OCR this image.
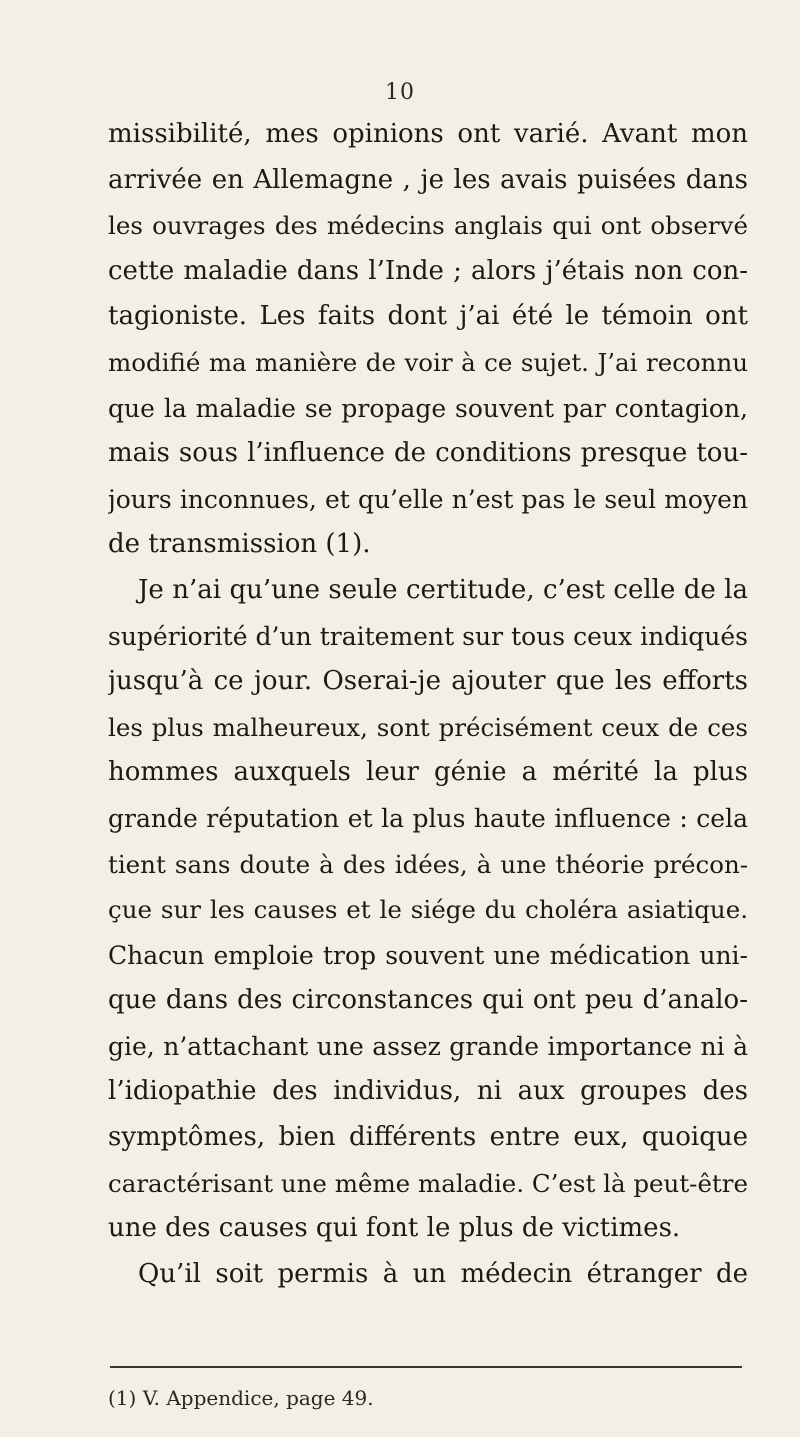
10
missibilité, mes opinions ont varié. Avant mon
arrivée en Allemagne , je les avais puisées dans
les ouvrages des médecins anglais qui ont observé
cette maladie dans l’Inde ; alors j’étais non con-
tagioniste. Les faits dont j’ai été le témoin ont
modifié ma manière de voir à ce sujet. J’ai reconnu
que la maladie se propage souvent par contagion,
mais sous l’influence de conditions presque tou-
jours inconnues, et qu’elle n’est pas le seul moyen
de transmission (1).
Je n’ai qu’une seule certitude, c’est celle de la
supériorité d’un traitement sur tous ceux indiqués
jusqu’à ce jour. Oserai-je ajouter que les efforts
les plus malheureux, sont précisément ceux de ces
hommes auxquels leur génie a mérité la plus
grande réputation et la plus haute influence : cela
tient sans doute à des idées, à une théorie précon-
çue sur les causes et le siége du choléra asiatique.
Chacun emploie trop souvent une médication uni-
que dans des circonstances qui ont peu d’analo-
gie, n’attachant une assez grande importance ni à
l’idiopathie des individus, ni aux groupes des
symptômes, bien différents entre eux, quoique
caractérisant une même maladie. C’est là peut-être
une des causes qui font le plus de victimes.
Qu’il soit permis à un médecin étranger de
(1) V. Appendice, page 49.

____

Tally the lines of the data that hold the string "grande". Answer with the number and nothing more.

2